TASK INSTRUCTIONS>
Go through the material below and count the lines with the string "INPC"; the number is the whole answer.

SOURCE RECORDS>
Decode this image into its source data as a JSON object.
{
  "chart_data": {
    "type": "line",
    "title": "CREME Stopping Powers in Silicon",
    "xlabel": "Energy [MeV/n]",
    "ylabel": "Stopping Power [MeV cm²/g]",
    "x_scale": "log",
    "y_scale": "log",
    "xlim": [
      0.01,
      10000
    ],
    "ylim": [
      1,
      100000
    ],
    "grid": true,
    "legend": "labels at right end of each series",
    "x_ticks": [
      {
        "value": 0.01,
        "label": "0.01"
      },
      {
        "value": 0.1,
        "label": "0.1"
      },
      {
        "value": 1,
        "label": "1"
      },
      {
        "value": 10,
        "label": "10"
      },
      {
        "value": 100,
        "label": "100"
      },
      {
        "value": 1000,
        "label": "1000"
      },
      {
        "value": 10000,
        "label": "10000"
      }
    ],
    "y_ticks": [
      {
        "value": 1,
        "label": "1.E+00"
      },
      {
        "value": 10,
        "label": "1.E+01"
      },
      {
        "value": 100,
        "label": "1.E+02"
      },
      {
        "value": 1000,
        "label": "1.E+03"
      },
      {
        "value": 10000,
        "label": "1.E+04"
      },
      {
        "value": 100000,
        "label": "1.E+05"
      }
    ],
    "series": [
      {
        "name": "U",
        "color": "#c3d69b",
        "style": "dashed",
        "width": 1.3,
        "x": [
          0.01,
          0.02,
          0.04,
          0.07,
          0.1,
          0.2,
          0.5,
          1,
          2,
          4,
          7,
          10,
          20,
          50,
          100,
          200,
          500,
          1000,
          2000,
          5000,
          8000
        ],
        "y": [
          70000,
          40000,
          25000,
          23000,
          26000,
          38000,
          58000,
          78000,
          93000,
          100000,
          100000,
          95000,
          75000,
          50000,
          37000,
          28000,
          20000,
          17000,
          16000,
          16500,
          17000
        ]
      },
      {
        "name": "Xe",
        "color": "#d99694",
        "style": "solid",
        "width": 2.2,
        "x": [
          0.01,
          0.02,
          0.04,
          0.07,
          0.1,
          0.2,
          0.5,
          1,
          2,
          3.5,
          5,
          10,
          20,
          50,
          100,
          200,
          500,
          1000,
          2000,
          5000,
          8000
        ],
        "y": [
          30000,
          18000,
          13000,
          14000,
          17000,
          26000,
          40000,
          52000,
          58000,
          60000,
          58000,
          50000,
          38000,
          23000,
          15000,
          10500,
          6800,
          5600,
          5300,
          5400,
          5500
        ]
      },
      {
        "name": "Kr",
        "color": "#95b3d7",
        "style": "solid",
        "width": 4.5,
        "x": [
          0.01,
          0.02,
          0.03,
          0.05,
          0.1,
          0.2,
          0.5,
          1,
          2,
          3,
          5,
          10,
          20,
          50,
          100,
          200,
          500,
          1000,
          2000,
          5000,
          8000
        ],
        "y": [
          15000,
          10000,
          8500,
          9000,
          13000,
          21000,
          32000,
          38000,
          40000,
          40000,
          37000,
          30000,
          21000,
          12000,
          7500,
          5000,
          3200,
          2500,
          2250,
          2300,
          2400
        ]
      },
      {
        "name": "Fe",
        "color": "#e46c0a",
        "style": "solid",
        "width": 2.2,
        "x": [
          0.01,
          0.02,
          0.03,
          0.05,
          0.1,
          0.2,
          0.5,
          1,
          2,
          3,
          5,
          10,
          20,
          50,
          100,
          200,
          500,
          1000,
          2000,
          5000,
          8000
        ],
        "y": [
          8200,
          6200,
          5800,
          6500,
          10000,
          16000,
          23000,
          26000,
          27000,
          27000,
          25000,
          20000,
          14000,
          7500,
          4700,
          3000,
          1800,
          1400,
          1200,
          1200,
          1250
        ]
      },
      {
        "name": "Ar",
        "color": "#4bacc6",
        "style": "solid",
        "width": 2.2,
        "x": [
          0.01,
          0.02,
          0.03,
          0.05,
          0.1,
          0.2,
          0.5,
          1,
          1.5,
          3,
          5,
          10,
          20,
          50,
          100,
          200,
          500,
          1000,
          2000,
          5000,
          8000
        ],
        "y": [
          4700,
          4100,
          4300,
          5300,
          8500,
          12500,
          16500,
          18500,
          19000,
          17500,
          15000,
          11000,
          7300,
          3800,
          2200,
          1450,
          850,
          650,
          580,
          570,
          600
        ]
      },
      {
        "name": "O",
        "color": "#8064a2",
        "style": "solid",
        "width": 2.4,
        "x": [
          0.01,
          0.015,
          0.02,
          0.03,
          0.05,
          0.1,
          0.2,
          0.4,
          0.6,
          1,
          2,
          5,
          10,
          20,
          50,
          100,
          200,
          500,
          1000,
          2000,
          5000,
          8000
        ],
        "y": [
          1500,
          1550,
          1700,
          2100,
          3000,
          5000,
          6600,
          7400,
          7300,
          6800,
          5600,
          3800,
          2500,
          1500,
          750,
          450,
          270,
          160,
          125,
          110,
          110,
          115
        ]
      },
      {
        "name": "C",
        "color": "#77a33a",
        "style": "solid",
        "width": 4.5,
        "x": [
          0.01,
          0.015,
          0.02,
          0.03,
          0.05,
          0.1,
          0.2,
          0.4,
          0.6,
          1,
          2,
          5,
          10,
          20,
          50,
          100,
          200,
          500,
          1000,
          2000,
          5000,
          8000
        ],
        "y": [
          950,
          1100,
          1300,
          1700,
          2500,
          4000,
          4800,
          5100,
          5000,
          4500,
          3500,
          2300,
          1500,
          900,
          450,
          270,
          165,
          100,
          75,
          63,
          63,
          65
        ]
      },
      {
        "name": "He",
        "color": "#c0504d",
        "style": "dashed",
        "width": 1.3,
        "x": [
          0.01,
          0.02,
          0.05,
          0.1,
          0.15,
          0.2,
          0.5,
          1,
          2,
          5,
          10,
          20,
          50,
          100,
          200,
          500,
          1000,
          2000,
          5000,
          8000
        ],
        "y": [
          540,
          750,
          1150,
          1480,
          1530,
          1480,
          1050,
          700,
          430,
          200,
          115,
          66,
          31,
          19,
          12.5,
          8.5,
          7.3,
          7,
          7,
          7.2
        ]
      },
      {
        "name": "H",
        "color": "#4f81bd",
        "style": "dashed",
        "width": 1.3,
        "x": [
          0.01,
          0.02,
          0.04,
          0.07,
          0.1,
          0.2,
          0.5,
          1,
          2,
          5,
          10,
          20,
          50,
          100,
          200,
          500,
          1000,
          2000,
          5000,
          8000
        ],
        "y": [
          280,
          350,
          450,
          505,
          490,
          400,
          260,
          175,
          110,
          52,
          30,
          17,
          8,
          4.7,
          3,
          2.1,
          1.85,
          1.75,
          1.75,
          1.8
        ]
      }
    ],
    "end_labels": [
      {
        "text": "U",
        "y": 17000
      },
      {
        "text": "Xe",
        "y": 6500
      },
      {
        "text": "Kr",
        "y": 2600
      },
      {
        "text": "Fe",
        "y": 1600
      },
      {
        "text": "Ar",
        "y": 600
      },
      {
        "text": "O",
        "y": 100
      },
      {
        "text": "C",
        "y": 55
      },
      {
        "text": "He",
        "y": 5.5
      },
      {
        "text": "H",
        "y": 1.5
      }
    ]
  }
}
---
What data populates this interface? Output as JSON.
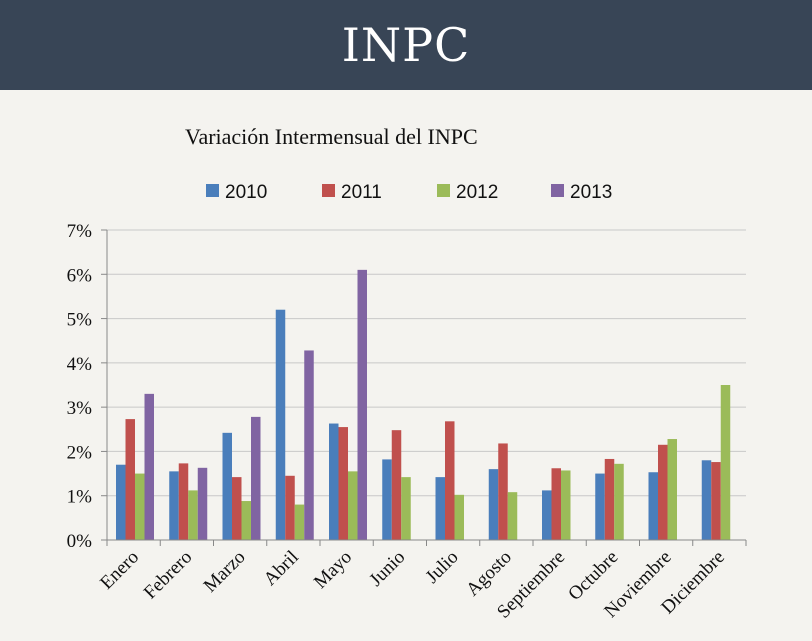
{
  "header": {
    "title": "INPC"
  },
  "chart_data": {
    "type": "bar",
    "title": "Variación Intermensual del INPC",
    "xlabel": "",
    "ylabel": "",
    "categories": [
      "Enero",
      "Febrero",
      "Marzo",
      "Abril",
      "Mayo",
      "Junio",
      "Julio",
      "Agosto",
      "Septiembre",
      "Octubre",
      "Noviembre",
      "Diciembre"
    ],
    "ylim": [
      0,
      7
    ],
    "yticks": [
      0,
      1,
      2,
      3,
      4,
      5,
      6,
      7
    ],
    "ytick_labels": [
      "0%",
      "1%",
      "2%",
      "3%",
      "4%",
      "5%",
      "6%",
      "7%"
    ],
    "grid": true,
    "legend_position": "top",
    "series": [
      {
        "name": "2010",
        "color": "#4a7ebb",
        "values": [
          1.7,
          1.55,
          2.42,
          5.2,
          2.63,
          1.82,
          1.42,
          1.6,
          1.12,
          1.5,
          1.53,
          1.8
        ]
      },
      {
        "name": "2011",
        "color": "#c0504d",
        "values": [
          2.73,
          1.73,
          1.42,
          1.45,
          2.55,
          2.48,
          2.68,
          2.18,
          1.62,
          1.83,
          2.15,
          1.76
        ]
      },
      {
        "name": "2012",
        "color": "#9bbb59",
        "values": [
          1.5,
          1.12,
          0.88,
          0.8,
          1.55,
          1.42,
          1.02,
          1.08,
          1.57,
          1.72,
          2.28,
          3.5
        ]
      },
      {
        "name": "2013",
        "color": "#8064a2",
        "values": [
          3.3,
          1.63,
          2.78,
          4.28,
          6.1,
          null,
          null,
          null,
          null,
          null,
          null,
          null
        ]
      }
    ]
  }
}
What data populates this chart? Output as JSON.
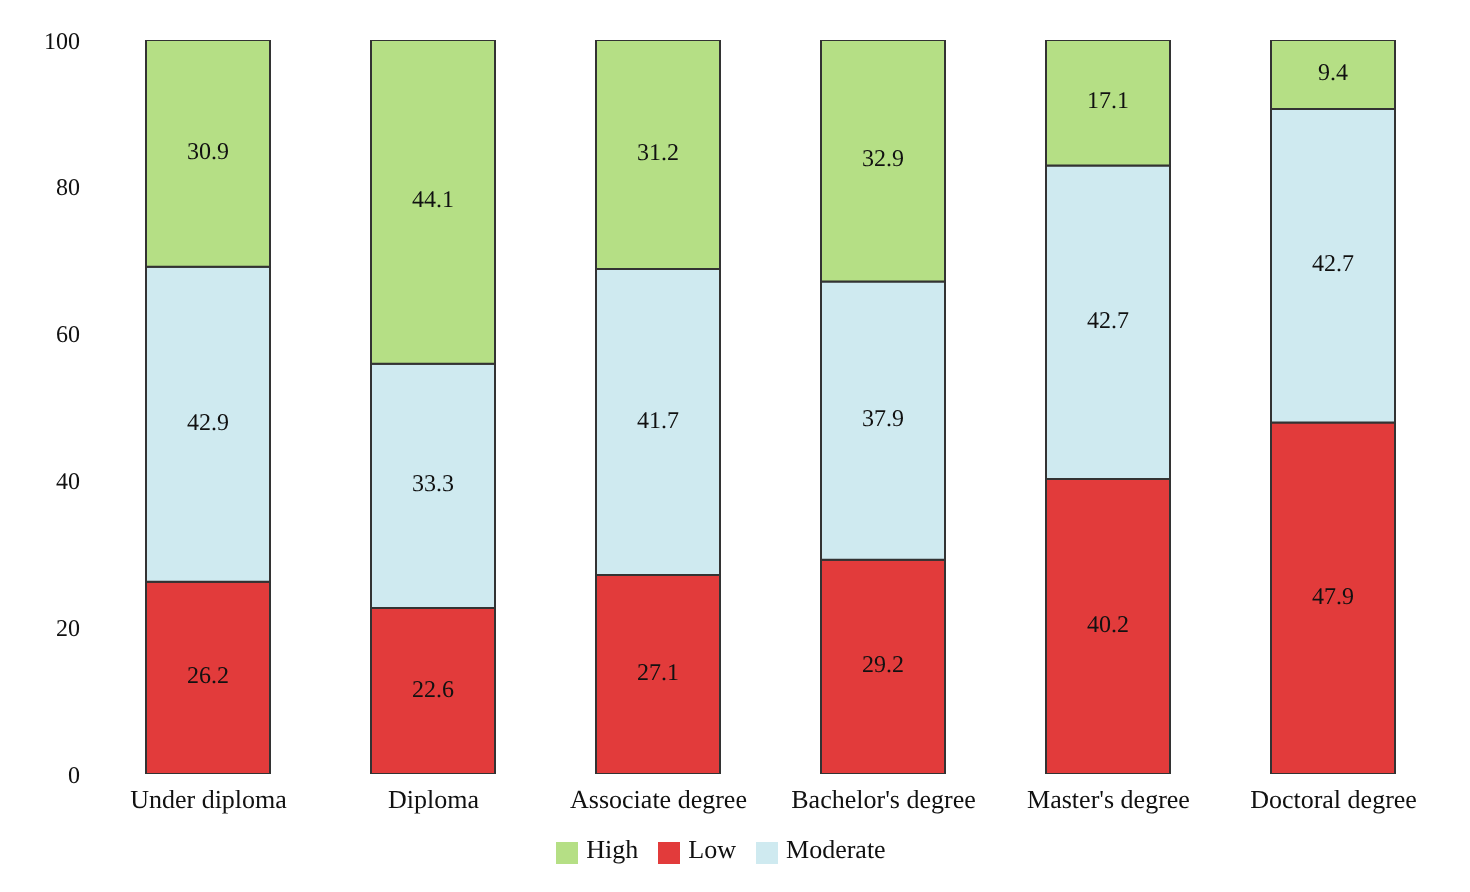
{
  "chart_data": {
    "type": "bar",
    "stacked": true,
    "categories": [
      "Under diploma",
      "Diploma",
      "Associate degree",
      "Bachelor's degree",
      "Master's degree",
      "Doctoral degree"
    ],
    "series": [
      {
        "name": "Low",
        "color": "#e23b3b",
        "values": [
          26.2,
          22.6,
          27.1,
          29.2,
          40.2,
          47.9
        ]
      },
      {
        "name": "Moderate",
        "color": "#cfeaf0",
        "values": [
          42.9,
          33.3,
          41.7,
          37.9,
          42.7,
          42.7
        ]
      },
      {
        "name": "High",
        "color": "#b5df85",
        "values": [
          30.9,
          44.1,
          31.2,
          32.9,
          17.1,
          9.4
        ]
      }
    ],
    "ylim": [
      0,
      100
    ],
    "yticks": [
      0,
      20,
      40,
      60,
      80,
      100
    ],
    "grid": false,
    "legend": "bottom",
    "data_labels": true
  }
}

SOLVED EXERCISE>
2